**Excerpted records**
_ _ _

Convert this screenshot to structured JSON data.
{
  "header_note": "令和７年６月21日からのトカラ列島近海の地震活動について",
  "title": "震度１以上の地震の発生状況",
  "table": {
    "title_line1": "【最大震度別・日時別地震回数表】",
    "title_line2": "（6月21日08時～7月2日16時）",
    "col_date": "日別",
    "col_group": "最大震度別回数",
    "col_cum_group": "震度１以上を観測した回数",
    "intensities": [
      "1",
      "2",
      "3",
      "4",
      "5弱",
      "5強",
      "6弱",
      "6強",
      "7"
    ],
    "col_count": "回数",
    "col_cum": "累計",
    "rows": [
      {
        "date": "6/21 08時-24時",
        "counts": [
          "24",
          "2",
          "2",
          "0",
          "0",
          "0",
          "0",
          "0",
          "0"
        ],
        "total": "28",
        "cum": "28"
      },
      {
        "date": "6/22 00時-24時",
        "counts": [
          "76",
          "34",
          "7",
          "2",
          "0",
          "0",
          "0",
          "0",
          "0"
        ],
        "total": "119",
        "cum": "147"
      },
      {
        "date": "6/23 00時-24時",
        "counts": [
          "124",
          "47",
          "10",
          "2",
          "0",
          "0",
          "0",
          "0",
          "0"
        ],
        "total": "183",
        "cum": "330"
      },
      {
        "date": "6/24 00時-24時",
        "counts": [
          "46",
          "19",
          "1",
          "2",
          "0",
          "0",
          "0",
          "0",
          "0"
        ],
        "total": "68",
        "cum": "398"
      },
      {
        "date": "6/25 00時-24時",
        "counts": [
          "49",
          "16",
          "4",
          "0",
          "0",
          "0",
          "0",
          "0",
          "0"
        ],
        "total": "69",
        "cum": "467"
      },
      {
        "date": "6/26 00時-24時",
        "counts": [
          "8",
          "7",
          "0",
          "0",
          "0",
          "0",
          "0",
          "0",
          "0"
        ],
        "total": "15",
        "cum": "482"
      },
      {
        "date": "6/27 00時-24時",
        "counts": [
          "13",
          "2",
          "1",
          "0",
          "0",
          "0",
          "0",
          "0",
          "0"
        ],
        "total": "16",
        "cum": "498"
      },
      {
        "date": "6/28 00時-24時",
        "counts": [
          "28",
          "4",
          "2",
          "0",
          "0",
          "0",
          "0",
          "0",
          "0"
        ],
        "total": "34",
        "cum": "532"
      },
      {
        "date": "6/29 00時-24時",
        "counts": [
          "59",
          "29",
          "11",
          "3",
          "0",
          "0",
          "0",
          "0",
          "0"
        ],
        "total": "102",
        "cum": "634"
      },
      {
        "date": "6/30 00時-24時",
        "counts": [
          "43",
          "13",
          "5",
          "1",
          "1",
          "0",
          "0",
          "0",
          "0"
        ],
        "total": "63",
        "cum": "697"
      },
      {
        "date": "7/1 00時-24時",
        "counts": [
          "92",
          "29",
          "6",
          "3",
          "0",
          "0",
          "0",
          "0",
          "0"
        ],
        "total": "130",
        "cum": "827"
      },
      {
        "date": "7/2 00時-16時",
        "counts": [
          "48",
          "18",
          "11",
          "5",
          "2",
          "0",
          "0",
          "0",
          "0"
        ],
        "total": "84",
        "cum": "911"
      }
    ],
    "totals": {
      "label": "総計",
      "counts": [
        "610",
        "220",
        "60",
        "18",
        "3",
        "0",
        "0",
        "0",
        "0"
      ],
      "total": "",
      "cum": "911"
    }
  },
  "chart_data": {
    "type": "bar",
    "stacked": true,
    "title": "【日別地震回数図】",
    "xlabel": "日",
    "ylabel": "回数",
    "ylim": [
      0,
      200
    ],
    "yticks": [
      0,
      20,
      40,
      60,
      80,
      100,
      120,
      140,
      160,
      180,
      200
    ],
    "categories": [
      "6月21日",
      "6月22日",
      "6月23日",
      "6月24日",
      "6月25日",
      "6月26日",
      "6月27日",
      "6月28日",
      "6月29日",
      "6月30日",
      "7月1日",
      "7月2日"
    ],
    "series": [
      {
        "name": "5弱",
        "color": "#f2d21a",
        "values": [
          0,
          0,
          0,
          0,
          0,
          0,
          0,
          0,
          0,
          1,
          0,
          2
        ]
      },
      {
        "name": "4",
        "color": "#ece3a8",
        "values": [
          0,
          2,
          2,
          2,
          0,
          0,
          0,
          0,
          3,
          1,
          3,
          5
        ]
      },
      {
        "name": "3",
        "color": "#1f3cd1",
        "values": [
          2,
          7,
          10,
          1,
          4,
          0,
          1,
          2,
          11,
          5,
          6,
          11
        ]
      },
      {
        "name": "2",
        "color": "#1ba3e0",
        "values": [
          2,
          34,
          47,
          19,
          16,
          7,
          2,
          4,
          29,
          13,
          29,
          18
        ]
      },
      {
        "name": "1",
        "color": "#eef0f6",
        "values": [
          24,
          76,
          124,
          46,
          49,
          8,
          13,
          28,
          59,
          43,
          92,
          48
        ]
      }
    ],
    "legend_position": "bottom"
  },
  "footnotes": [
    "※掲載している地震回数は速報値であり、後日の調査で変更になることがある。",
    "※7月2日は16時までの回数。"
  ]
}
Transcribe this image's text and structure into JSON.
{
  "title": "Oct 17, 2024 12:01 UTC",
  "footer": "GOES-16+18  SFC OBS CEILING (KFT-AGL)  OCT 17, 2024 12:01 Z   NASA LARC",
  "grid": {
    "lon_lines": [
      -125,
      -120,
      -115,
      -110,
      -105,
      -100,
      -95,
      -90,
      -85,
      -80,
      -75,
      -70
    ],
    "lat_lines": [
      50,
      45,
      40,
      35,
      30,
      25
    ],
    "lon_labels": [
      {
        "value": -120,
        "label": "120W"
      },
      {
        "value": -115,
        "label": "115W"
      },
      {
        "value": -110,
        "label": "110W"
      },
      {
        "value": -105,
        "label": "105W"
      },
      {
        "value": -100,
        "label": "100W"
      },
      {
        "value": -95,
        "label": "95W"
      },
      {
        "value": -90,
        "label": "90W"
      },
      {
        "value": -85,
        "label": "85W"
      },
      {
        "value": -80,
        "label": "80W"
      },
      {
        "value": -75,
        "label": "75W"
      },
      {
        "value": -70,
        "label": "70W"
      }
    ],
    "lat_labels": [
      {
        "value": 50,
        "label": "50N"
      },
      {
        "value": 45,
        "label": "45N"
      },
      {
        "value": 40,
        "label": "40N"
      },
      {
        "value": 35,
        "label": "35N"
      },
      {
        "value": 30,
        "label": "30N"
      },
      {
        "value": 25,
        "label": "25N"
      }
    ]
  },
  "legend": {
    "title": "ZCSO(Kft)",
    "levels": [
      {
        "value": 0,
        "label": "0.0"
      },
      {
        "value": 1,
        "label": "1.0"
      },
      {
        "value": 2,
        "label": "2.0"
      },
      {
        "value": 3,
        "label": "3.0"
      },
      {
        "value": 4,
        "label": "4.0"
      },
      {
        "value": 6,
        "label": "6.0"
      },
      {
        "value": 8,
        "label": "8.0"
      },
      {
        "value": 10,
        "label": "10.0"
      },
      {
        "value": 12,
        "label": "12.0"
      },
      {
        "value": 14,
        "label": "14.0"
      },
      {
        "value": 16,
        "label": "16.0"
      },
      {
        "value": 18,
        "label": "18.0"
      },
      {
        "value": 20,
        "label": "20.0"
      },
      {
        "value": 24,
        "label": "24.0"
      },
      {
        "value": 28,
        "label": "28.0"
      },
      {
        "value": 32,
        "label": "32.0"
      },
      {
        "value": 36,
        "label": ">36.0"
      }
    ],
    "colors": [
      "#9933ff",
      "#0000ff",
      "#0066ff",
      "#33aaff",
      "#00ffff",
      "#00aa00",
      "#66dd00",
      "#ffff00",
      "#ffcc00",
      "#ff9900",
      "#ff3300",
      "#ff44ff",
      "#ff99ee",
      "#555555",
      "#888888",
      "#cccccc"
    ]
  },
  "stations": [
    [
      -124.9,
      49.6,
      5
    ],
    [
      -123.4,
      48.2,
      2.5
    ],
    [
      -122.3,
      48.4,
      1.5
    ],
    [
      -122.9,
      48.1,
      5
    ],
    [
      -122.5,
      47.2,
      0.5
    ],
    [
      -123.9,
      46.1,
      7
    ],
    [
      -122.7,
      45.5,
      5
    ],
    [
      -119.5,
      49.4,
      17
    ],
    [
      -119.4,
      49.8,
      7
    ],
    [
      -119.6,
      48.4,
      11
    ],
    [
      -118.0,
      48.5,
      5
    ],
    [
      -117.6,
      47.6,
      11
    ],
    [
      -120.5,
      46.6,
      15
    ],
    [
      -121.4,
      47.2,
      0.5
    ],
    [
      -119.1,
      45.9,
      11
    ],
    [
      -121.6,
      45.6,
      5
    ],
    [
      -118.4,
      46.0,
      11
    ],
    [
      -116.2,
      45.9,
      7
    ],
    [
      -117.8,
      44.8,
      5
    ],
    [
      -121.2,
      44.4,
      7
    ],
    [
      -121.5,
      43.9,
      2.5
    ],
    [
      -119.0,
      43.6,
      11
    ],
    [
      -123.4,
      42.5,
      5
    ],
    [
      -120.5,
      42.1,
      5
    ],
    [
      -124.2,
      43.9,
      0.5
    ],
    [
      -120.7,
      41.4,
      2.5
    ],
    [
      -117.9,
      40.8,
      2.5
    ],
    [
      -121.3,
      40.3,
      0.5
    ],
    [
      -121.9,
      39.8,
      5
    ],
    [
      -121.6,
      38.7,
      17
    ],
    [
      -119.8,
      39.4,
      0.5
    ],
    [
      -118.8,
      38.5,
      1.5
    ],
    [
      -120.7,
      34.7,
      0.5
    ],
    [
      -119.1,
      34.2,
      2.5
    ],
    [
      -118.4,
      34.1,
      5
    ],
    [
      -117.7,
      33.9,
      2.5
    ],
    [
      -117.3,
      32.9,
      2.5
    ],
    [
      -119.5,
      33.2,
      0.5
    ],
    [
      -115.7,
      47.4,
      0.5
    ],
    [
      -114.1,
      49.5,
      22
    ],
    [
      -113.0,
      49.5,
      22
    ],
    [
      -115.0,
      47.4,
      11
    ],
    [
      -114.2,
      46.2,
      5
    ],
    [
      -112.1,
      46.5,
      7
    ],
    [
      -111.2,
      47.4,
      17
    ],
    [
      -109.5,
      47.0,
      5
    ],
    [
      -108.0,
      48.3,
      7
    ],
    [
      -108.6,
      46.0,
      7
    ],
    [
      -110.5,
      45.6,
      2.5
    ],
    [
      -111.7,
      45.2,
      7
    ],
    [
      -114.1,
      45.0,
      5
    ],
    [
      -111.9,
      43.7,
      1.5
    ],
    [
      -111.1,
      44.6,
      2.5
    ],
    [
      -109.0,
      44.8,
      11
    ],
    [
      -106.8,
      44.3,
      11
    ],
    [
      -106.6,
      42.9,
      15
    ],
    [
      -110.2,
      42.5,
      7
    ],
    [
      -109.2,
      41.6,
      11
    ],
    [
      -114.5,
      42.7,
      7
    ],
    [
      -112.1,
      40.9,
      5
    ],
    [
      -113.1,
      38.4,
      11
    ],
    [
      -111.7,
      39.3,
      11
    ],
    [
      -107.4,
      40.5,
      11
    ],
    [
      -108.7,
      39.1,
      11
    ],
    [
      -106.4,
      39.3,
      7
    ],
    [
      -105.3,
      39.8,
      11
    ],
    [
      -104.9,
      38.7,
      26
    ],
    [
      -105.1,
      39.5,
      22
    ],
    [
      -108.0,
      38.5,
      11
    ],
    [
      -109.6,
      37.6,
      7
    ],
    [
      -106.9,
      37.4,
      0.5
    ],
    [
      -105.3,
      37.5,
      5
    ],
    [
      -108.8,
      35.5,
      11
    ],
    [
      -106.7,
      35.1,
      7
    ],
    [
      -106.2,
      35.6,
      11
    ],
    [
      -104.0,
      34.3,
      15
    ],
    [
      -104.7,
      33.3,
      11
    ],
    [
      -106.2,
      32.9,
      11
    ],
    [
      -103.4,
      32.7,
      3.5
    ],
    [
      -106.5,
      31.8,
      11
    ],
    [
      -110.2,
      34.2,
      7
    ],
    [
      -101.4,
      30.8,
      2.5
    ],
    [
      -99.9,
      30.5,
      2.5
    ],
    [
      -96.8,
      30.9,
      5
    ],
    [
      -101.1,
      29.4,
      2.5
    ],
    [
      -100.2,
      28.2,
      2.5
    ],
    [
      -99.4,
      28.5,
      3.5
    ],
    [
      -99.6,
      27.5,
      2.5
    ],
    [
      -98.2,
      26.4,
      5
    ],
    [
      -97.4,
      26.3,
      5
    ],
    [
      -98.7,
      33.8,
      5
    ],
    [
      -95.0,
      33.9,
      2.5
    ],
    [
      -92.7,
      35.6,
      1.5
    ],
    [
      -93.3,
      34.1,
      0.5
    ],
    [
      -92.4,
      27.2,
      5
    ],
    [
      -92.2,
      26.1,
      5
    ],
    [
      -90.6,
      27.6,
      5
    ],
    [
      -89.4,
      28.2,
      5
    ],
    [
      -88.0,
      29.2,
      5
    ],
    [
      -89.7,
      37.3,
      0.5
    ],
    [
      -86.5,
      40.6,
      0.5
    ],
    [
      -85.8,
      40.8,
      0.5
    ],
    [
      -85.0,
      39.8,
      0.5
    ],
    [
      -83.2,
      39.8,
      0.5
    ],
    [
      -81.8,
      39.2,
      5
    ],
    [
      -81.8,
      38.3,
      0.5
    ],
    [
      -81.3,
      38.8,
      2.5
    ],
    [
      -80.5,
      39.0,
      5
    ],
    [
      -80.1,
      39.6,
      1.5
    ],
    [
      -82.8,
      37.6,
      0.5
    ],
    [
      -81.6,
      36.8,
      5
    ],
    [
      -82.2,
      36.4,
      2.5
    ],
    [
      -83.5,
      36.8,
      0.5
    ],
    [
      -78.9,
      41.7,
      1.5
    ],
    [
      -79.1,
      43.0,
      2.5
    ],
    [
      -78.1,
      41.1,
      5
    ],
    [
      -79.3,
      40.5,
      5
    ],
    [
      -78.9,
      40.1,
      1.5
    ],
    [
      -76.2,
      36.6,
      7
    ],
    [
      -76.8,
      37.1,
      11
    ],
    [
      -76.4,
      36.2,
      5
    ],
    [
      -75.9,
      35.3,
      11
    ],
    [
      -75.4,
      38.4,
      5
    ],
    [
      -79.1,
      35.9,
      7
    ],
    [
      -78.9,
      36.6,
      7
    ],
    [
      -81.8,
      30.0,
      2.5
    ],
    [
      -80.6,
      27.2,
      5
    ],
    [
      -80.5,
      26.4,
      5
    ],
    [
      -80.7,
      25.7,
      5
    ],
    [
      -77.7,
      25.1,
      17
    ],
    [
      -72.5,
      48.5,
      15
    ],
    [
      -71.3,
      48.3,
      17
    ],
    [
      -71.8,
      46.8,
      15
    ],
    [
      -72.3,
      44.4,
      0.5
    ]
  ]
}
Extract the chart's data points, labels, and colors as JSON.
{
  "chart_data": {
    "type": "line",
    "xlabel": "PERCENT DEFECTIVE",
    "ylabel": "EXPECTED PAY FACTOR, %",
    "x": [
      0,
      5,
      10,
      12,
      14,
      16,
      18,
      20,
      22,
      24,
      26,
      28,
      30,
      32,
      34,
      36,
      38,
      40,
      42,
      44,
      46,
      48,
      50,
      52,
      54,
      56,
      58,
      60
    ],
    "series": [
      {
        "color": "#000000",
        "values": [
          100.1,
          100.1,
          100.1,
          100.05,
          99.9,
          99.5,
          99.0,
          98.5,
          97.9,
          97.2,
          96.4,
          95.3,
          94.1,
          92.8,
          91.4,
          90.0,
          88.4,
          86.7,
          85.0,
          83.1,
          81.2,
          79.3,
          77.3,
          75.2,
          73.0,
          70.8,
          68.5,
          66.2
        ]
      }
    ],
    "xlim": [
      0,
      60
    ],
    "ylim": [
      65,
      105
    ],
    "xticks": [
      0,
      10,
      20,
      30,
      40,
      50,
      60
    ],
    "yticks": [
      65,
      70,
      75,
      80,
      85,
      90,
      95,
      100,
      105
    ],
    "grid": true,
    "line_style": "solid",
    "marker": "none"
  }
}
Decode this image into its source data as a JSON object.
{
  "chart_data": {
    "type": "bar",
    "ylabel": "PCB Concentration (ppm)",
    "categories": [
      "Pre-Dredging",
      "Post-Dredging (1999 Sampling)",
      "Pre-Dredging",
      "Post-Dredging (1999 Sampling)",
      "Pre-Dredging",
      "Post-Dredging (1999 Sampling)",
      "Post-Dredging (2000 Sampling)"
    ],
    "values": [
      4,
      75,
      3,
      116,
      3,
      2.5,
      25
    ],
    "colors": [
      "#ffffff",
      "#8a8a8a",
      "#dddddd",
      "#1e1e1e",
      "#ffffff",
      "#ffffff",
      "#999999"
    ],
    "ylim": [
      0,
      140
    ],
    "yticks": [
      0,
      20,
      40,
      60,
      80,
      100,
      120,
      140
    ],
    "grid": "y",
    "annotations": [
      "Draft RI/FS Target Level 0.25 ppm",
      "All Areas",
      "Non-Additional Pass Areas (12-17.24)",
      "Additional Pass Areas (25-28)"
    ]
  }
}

_ _ _

Across the entries, how many lines contain "Additional"? Reply with the number only.

2